Note each line of the entries that includes "from". Then copy those lines.
START Data for review
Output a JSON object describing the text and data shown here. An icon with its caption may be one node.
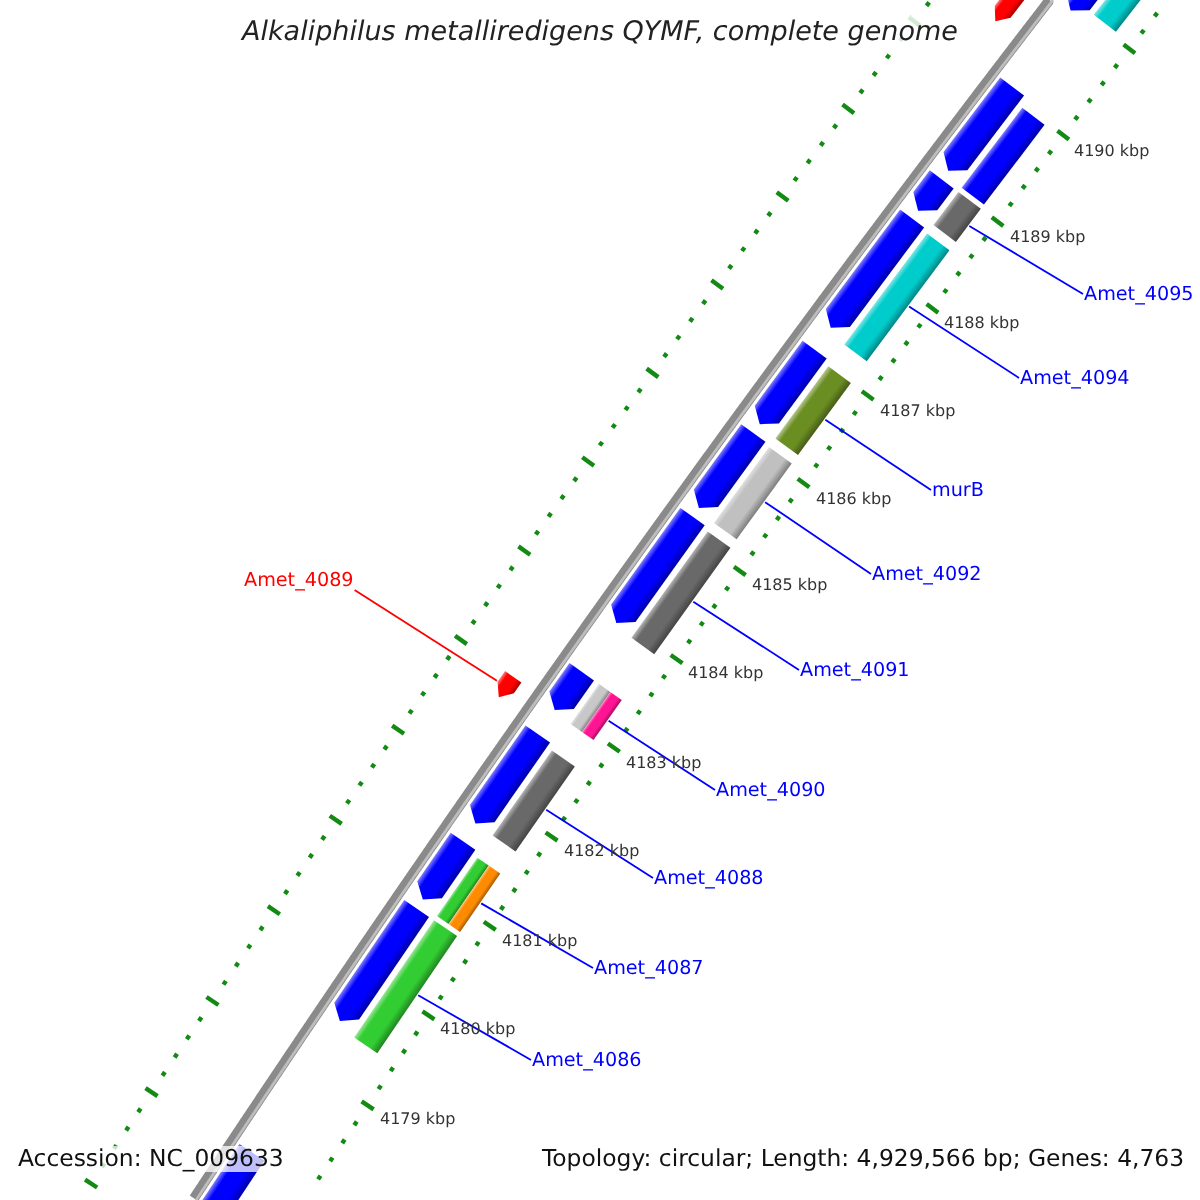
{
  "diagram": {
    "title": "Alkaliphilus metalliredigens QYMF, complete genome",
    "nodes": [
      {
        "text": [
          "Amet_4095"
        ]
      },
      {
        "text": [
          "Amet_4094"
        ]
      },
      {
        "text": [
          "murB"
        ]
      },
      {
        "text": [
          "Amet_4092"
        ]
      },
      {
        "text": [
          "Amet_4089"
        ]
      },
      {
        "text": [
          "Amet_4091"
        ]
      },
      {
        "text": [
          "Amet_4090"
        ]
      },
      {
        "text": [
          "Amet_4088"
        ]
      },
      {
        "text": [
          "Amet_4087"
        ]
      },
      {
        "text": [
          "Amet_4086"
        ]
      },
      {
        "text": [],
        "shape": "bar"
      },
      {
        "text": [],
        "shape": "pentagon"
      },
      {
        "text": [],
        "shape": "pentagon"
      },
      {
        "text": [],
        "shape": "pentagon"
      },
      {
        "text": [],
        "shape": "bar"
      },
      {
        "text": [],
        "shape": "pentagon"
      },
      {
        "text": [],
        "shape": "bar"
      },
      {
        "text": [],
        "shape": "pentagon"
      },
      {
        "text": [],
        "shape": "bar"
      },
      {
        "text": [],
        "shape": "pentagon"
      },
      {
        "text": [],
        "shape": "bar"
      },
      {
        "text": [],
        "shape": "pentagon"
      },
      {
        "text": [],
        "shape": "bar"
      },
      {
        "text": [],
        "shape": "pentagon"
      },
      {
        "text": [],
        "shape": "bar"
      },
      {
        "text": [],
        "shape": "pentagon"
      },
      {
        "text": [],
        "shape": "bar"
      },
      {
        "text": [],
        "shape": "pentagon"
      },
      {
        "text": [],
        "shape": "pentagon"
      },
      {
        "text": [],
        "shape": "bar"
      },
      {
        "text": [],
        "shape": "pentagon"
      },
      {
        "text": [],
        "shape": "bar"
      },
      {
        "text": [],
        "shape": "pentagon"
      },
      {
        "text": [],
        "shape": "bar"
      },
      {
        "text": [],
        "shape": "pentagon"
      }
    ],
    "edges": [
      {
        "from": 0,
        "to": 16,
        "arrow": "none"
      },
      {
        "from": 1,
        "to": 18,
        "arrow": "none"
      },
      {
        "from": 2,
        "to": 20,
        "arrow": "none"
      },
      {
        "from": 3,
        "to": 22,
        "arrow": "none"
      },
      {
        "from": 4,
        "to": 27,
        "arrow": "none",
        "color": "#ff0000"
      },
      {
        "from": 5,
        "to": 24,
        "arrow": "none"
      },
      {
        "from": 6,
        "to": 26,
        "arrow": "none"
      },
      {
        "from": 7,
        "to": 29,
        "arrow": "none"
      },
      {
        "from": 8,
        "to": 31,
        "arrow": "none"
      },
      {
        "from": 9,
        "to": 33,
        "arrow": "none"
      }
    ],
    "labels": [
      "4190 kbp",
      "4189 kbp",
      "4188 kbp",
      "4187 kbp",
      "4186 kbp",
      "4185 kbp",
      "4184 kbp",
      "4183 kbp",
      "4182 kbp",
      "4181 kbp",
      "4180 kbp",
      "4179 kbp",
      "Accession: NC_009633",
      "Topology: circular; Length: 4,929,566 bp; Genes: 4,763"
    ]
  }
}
END Data for review
Task response
        "from": 0,
        "from": 1,
        "from": 2,
        "from": 3,
        "from": 4,
        "from": 5,
        "from": 6,
        "from": 7,
        "from": 8,
        "from": 9,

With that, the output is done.